▶ Request
Copy out the records precisely, omitting pictures.

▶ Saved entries
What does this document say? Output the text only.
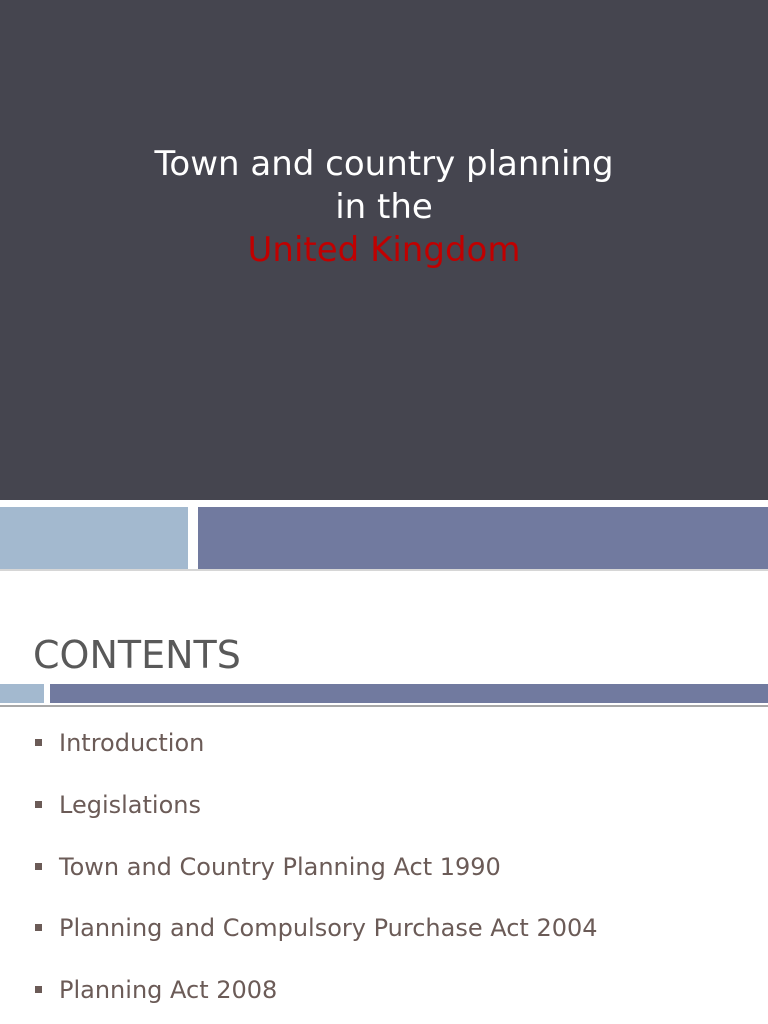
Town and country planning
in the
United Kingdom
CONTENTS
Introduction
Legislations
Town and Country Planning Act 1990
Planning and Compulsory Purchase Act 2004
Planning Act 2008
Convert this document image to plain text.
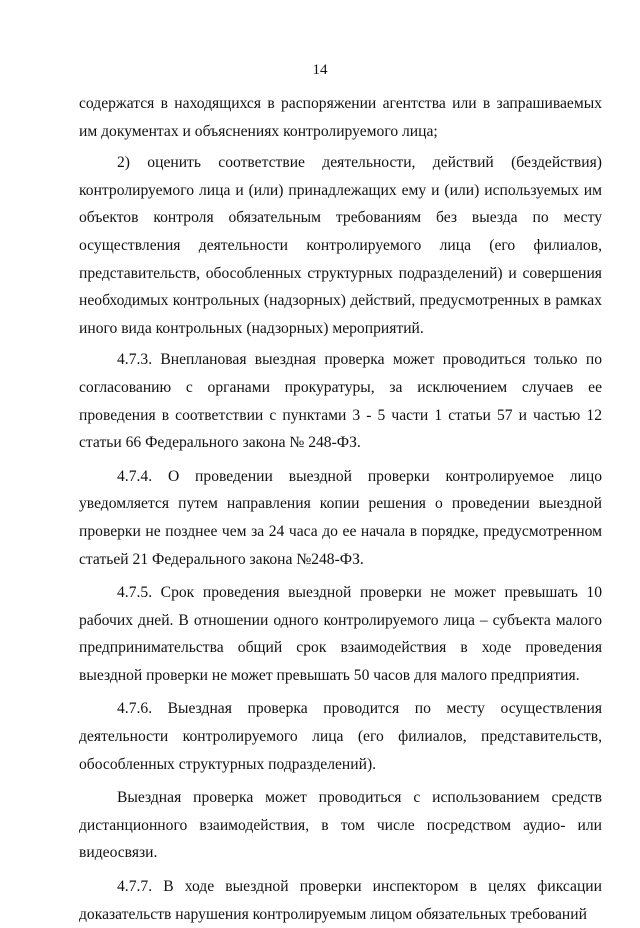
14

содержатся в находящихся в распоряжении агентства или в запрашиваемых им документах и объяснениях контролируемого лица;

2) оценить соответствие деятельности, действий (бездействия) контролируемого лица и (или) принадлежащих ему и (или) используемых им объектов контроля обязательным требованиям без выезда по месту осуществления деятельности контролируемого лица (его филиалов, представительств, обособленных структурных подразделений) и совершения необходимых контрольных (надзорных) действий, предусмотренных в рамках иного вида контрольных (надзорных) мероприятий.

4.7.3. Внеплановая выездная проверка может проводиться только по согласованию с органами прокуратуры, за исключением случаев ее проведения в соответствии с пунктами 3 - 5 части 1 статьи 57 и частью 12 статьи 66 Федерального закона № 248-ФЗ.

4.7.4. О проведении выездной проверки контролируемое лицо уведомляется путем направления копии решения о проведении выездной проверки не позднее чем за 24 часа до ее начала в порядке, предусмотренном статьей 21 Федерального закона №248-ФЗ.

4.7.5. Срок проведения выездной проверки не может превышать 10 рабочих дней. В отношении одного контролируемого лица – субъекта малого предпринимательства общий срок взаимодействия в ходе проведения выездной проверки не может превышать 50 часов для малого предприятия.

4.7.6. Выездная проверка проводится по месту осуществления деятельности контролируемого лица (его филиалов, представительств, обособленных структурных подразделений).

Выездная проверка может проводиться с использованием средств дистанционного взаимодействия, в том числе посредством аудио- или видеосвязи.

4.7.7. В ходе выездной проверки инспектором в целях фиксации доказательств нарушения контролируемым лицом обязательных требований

▶ Answer in full
What does this document say? Output the text only.
Town and country planning
in the
United Kingdom
CONTENTS
Introduction
Legislations
Town and Country Planning Act 1990
Planning and Compulsory Purchase Act 2004
Planning Act 2008
Convert this document image to plain text.
14

содержатся в находящихся в распоряжении агентства или в запрашиваемых им документах и объяснениях контролируемого лица;

2) оценить соответствие деятельности, действий (бездействия) контролируемого лица и (или) принадлежащих ему и (или) используемых им объектов контроля обязательным требованиям без выезда по месту осуществления деятельности контролируемого лица (его филиалов, представительств, обособленных структурных подразделений) и совершения необходимых контрольных (надзорных) действий, предусмотренных в рамках иного вида контрольных (надзорных) мероприятий.

4.7.3. Внеплановая выездная проверка может проводиться только по согласованию с органами прокуратуры, за исключением случаев ее проведения в соответствии с пунктами 3 - 5 части 1 статьи 57 и частью 12 статьи 66 Федерального закона № 248-ФЗ.

4.7.4. О проведении выездной проверки контролируемое лицо уведомляется путем направления копии решения о проведении выездной проверки не позднее чем за 24 часа до ее начала в порядке, предусмотренном статьей 21 Федерального закона №248-ФЗ.

4.7.5. Срок проведения выездной проверки не может превышать 10 рабочих дней. В отношении одного контролируемого лица – субъекта малого предпринимательства общий срок взаимодействия в ходе проведения выездной проверки не может превышать 50 часов для малого предприятия.

4.7.6. Выездная проверка проводится по месту осуществления деятельности контролируемого лица (его филиалов, представительств, обособленных структурных подразделений).

Выездная проверка может проводиться с использованием средств дистанционного взаимодействия, в том числе посредством аудио- или видеосвязи.

4.7.7. В ходе выездной проверки инспектором в целях фиксации доказательств нарушения контролируемым лицом обязательных требований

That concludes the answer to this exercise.